# start of Dataset extract

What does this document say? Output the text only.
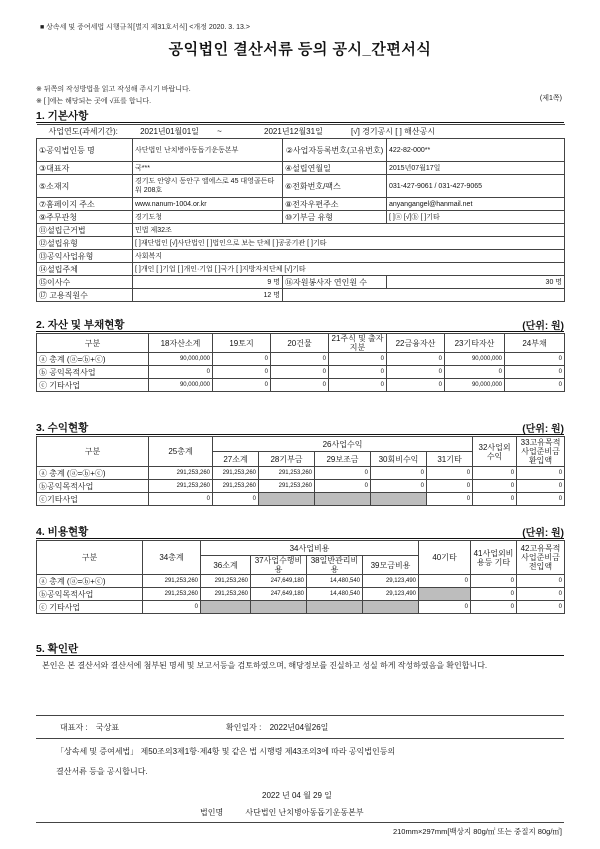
■ 상속세 및 증여세법 시행규칙[별지 제31호서식] <개정 2020. 3. 13.>
공익법인 결산서류 등의 공시_간편서식
※ 뒤쪽의 작성방법을 읽고 작성해 주시기 바랍니다.
※ [ ]에는 해당되는 곳에 √표를 합니다.	(제1쪽)
1. 기본사항
사업연도(과세기간): 2021년01월01일 ~ 2021년12월31일 [√] 경기공시 [ ] 해산공시			
①공익법인등 명	사단법인 난치병아동돕기운동본부	②사업자등록번호(고유번호)	422-82-000**
③대표자	국***	④설립연월일	2015년07월17일
⑤소재지	경기도 안양시 동안구 엘에스로 45 대영골든타워 208호	⑥전화번호/팩스	031-427-9061 / 031-427-9065
⑦홈페이지 주소	www.nanum-1004.or.kr	⑧전자우편주소	anyangangel@hanmail.net
⑨주무관청	경기도청	⑩기부금 유형	[ ]ⓐ [√]ⓑ [ ]기타
⑪설립근거법	민법 제32조		
⑫설립유형	[ ]재단법인 [√]사단법인 [ ]법인으로 보는 단체 [ ]공공기관 [ ]기타		
⑬공익사업유형	사회복지		
⑭설립주체	[ ]개인 [ ]기업 [ ]개인·기업 [ ]국가 [ ]지방자치단체 [√]기타		
⑮이사수	9 명	⑯자원봉사자 연인원 수	30 명
⑰ 고용직원수	12 명		
2. 자산 및 부채현황	(단위: 원)
구분	18자산소계	19토지	20건물	21주식 및 출자지분	22금융자산	23기타자산	24부채

ⓐ 총계 (ⓐ=ⓑ+ⓒ)	90,000,000	0	0	0	0	90,000,000	0
ⓑ 공익목적사업	0	0	0	0	0	0	0
ⓒ 기타사업	90,000,000	0	0	0	0	90,000,000	0
3. 수익현황	(단위: 원)
구분	25총계	26사업수익					32사업외수익	33고유목적사업준비금환입액
		27소계	28기부금	29보조금	30회비수익	31기타		
ⓐ 총계 (ⓐ=ⓑ+ⓒ)	291,253,260	291,253,260	291,253,260	0	0	0	0	0
ⓑ공익목적사업	291,253,260	291,253,260	291,253,260	0	0	0	0	0
ⓒ기타사업	0	0				0	0	0
4. 비용현황	(단위: 원)
구분	34총계	34사업비용				40기타	41사업외비용등 기타	42고유목적사업준비금전입액
		36소계	37사업수행비용	38일반관리비용	39모금비용			
ⓐ 총계 (ⓐ=ⓑ+ⓒ)	291,253,260	291,253,260	247,649,180	14,480,540	29,123,490	0	0	0
ⓑ공익목적사업	291,253,260	291,253,260	247,649,180	14,480,540	29,123,490		0	0
ⓒ 기타사업	0					0	0	0
5. 확인란
본인은 본 결산서와 결산서에 첨부된 명세 및 보고서등을 검토하였으며, 해당정보를 진실하고 성실 하게 작성하였음을 확인합니다.
대표자 : 국상표	확인일자 : 2022년04월26일
「상속세 및 증여세법」 제50조의3제1항·제4항 및 같은 법 시행령 제43조의3에 따라 공익법인등의
결산서류 등을 공시합니다.
2022 년 04 월 29 일
법인명	사단법인 난치병아동돕기운동본부
210mm×297mm[백상지 80g/㎡ 또는 중질지 80g/㎡]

# end of Dataset extract

**Description of the task**:
Copy the entries above faithfully and omit every image.

**Correct response**:
What does this document say? Output the text only.
■ 상속세 및 증여세법 시행규칙[별지 제31호서식] <개정 2020. 3. 13.>
공익법인 결산서류 등의 공시_간편서식
※ 뒤쪽의 작성방법을 읽고 작성해 주시기 바랍니다.
※ [ ]에는 해당되는 곳에 √표를 합니다.	(제1쪽)
1. 기본사항
사업연도(과세기간): 2021년01월01일 ~ 2021년12월31일 [√] 경기공시 [ ] 해산공시			
①공익법인등 명	사단법인 난치병아동돕기운동본부	②사업자등록번호(고유번호)	422-82-000**
③대표자	국***	④설립연월일	2015년07월17일
⑤소재지	경기도 안양시 동안구 엘에스로 45 대영골든타워 208호	⑥전화번호/팩스	031-427-9061 / 031-427-9065
⑦홈페이지 주소	www.nanum-1004.or.kr	⑧전자우편주소	anyangangel@hanmail.net
⑨주무관청	경기도청	⑩기부금 유형	[ ]ⓐ [√]ⓑ [ ]기타
⑪설립근거법	민법 제32조		
⑫설립유형	[ ]재단법인 [√]사단법인 [ ]법인으로 보는 단체 [ ]공공기관 [ ]기타		
⑬공익사업유형	사회복지		
⑭설립주체	[ ]개인 [ ]기업 [ ]개인·기업 [ ]국가 [ ]지방자치단체 [√]기타		
⑮이사수	9 명	⑯자원봉사자 연인원 수	30 명
⑰ 고용직원수	12 명		
2. 자산 및 부채현황	(단위: 원)
구분	18자산소계	19토지	20건물	21주식 및 출자지분	22금융자산	23기타자산	24부채

ⓐ 총계 (ⓐ=ⓑ+ⓒ)	90,000,000	0	0	0	0	90,000,000	0
ⓑ 공익목적사업	0	0	0	0	0	0	0
ⓒ 기타사업	90,000,000	0	0	0	0	90,000,000	0
3. 수익현황	(단위: 원)
구분	25총계	26사업수익					32사업외수익	33고유목적사업준비금환입액
		27소계	28기부금	29보조금	30회비수익	31기타		
ⓐ 총계 (ⓐ=ⓑ+ⓒ)	291,253,260	291,253,260	291,253,260	0	0	0	0	0
ⓑ공익목적사업	291,253,260	291,253,260	291,253,260	0	0	0	0	0
ⓒ기타사업	0	0				0	0	0
4. 비용현황	(단위: 원)
구분	34총계	34사업비용				40기타	41사업외비용등 기타	42고유목적사업준비금전입액
		36소계	37사업수행비용	38일반관리비용	39모금비용			
ⓐ 총계 (ⓐ=ⓑ+ⓒ)	291,253,260	291,253,260	247,649,180	14,480,540	29,123,490	0	0	0
ⓑ공익목적사업	291,253,260	291,253,260	247,649,180	14,480,540	29,123,490		0	0
ⓒ 기타사업	0					0	0	0
5. 확인란
본인은 본 결산서와 결산서에 첨부된 명세 및 보고서등을 검토하였으며, 해당정보를 진실하고 성실 하게 작성하였음을 확인합니다.
대표자 : 국상표	확인일자 : 2022년04월26일
「상속세 및 증여세법」 제50조의3제1항·제4항 및 같은 법 시행령 제43조의3에 따라 공익법인등의
결산서류 등을 공시합니다.
2022 년 04 월 29 일
법인명	사단법인 난치병아동돕기운동본부
210mm×297mm[백상지 80g/㎡ 또는 중질지 80g/㎡]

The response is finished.